__Problem statement__
Would you set down every entry shown below, precisely as written?

__Data to process__
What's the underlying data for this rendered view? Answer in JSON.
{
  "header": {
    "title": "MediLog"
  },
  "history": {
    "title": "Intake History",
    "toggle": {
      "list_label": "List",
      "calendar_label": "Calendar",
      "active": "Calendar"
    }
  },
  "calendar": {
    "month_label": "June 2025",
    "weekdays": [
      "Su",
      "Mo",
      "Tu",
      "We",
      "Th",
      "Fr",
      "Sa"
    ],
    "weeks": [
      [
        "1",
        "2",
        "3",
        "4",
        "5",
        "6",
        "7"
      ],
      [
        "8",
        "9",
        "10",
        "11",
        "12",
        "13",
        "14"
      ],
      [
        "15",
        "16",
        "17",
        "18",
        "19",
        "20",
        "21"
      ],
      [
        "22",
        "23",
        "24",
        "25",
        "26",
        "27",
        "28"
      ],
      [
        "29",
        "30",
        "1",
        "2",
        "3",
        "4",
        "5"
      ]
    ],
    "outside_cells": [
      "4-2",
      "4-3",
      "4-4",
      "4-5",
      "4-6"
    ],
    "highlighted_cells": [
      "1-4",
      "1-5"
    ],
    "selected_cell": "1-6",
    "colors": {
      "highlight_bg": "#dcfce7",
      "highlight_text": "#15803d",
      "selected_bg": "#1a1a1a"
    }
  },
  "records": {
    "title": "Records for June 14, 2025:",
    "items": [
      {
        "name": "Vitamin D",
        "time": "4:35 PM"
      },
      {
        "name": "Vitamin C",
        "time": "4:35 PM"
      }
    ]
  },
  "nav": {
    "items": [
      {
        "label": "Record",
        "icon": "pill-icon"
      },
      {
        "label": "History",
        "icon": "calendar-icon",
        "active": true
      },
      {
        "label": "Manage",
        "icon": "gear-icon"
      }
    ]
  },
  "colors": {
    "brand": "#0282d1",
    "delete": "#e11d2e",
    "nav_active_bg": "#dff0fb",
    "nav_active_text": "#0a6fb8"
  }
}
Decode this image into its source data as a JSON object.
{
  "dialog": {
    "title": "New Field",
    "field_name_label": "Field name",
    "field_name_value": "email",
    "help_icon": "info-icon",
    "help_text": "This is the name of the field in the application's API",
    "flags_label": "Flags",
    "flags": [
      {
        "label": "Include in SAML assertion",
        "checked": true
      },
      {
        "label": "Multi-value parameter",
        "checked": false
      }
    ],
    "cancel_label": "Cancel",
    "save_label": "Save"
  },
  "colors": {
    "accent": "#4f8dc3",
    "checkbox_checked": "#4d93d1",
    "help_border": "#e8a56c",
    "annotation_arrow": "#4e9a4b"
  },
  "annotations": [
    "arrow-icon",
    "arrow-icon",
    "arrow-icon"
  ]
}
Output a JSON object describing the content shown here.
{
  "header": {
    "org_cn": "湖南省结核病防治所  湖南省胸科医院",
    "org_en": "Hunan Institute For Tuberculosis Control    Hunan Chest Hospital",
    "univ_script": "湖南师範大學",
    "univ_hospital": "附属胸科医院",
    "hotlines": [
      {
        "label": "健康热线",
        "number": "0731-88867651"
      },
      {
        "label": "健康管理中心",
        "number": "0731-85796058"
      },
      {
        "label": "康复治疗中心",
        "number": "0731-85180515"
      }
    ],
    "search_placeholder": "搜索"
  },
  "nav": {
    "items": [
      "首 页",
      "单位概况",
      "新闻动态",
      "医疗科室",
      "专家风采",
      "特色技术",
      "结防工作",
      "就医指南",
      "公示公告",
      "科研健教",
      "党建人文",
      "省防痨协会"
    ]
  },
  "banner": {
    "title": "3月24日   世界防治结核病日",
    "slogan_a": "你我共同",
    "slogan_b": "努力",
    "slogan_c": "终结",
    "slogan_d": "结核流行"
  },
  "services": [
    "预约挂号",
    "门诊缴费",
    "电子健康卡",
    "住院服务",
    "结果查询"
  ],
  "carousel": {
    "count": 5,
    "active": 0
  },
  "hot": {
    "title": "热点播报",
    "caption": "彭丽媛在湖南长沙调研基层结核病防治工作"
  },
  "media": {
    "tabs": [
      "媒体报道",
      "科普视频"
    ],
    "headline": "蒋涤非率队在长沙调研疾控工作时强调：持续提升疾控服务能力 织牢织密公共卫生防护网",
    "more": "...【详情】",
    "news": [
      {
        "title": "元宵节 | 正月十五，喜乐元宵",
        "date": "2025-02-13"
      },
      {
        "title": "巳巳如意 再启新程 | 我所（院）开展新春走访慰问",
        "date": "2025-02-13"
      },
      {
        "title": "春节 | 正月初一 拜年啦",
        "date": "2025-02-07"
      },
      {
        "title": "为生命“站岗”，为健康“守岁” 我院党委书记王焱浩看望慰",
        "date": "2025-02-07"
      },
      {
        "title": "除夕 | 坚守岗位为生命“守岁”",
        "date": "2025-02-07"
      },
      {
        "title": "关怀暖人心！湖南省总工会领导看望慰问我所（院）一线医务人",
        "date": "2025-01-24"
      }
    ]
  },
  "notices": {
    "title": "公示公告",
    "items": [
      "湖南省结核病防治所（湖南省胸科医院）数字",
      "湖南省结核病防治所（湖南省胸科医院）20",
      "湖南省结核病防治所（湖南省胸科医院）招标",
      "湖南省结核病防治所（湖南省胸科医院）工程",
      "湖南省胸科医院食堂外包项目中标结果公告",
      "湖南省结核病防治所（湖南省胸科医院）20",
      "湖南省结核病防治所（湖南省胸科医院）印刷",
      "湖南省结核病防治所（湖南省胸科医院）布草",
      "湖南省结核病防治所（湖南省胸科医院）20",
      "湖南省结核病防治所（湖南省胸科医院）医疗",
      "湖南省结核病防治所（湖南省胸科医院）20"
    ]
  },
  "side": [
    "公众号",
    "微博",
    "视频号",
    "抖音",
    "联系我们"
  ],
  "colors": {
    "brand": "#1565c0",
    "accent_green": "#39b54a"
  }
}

__Task output__
What's the underlying data for this rendered view? Answer in JSON.
{
  "header": {
    "title": "MediLog"
  },
  "history": {
    "title": "Intake History",
    "toggle": {
      "list_label": "List",
      "calendar_label": "Calendar",
      "active": "Calendar"
    }
  },
  "calendar": {
    "month_label": "June 2025",
    "weekdays": [
      "Su",
      "Mo",
      "Tu",
      "We",
      "Th",
      "Fr",
      "Sa"
    ],
    "weeks": [
      [
        "1",
        "2",
        "3",
        "4",
        "5",
        "6",
        "7"
      ],
      [
        "8",
        "9",
        "10",
        "11",
        "12",
        "13",
        "14"
      ],
      [
        "15",
        "16",
        "17",
        "18",
        "19",
        "20",
        "21"
      ],
      [
        "22",
        "23",
        "24",
        "25",
        "26",
        "27",
        "28"
      ],
      [
        "29",
        "30",
        "1",
        "2",
        "3",
        "4",
        "5"
      ]
    ],
    "outside_cells": [
      "4-2",
      "4-3",
      "4-4",
      "4-5",
      "4-6"
    ],
    "highlighted_cells": [
      "1-4",
      "1-5"
    ],
    "selected_cell": "1-6",
    "colors": {
      "highlight_bg": "#dcfce7",
      "highlight_text": "#15803d",
      "selected_bg": "#1a1a1a"
    }
  },
  "records": {
    "title": "Records for June 14, 2025:",
    "items": [
      {
        "name": "Vitamin D",
        "time": "4:35 PM"
      },
      {
        "name": "Vitamin C",
        "time": "4:35 PM"
      }
    ]
  },
  "nav": {
    "items": [
      {
        "label": "Record",
        "icon": "pill-icon"
      },
      {
        "label": "History",
        "icon": "calendar-icon",
        "active": true
      },
      {
        "label": "Manage",
        "icon": "gear-icon"
      }
    ]
  },
  "colors": {
    "brand": "#0282d1",
    "delete": "#e11d2e",
    "nav_active_bg": "#dff0fb",
    "nav_active_text": "#0a6fb8"
  }
}
Decode this image into its source data as a JSON object.
{
  "dialog": {
    "title": "New Field",
    "field_name_label": "Field name",
    "field_name_value": "email",
    "help_icon": "info-icon",
    "help_text": "This is the name of the field in the application's API",
    "flags_label": "Flags",
    "flags": [
      {
        "label": "Include in SAML assertion",
        "checked": true
      },
      {
        "label": "Multi-value parameter",
        "checked": false
      }
    ],
    "cancel_label": "Cancel",
    "save_label": "Save"
  },
  "colors": {
    "accent": "#4f8dc3",
    "checkbox_checked": "#4d93d1",
    "help_border": "#e8a56c",
    "annotation_arrow": "#4e9a4b"
  },
  "annotations": [
    "arrow-icon",
    "arrow-icon",
    "arrow-icon"
  ]
}
Output a JSON object describing the content shown here.
{
  "header": {
    "org_cn": "湖南省结核病防治所  湖南省胸科医院",
    "org_en": "Hunan Institute For Tuberculosis Control    Hunan Chest Hospital",
    "univ_script": "湖南师範大學",
    "univ_hospital": "附属胸科医院",
    "hotlines": [
      {
        "label": "健康热线",
        "number": "0731-88867651"
      },
      {
        "label": "健康管理中心",
        "number": "0731-85796058"
      },
      {
        "label": "康复治疗中心",
        "number": "0731-85180515"
      }
    ],
    "search_placeholder": "搜索"
  },
  "nav": {
    "items": [
      "首 页",
      "单位概况",
      "新闻动态",
      "医疗科室",
      "专家风采",
      "特色技术",
      "结防工作",
      "就医指南",
      "公示公告",
      "科研健教",
      "党建人文",
      "省防痨协会"
    ]
  },
  "banner": {
    "title": "3月24日   世界防治结核病日",
    "slogan_a": "你我共同",
    "slogan_b": "努力",
    "slogan_c": "终结",
    "slogan_d": "结核流行"
  },
  "services": [
    "预约挂号",
    "门诊缴费",
    "电子健康卡",
    "住院服务",
    "结果查询"
  ],
  "carousel": {
    "count": 5,
    "active": 0
  },
  "hot": {
    "title": "热点播报",
    "caption": "彭丽媛在湖南长沙调研基层结核病防治工作"
  },
  "media": {
    "tabs": [
      "媒体报道",
      "科普视频"
    ],
    "headline": "蒋涤非率队在长沙调研疾控工作时强调：持续提升疾控服务能力 织牢织密公共卫生防护网",
    "more": "...【详情】",
    "news": [
      {
        "title": "元宵节 | 正月十五，喜乐元宵",
        "date": "2025-02-13"
      },
      {
        "title": "巳巳如意 再启新程 | 我所（院）开展新春走访慰问",
        "date": "2025-02-13"
      },
      {
        "title": "春节 | 正月初一 拜年啦",
        "date": "2025-02-07"
      },
      {
        "title": "为生命“站岗”，为健康“守岁” 我院党委书记王焱浩看望慰",
        "date": "2025-02-07"
      },
      {
        "title": "除夕 | 坚守岗位为生命“守岁”",
        "date": "2025-02-07"
      },
      {
        "title": "关怀暖人心！湖南省总工会领导看望慰问我所（院）一线医务人",
        "date": "2025-01-24"
      }
    ]
  },
  "notices": {
    "title": "公示公告",
    "items": [
      "湖南省结核病防治所（湖南省胸科医院）数字",
      "湖南省结核病防治所（湖南省胸科医院）20",
      "湖南省结核病防治所（湖南省胸科医院）招标",
      "湖南省结核病防治所（湖南省胸科医院）工程",
      "湖南省胸科医院食堂外包项目中标结果公告",
      "湖南省结核病防治所（湖南省胸科医院）20",
      "湖南省结核病防治所（湖南省胸科医院）印刷",
      "湖南省结核病防治所（湖南省胸科医院）布草",
      "湖南省结核病防治所（湖南省胸科医院）20",
      "湖南省结核病防治所（湖南省胸科医院）医疗",
      "湖南省结核病防治所（湖南省胸科医院）20"
    ]
  },
  "side": [
    "公众号",
    "微博",
    "视频号",
    "抖音",
    "联系我们"
  ],
  "colors": {
    "brand": "#1565c0",
    "accent_green": "#39b54a"
  }
}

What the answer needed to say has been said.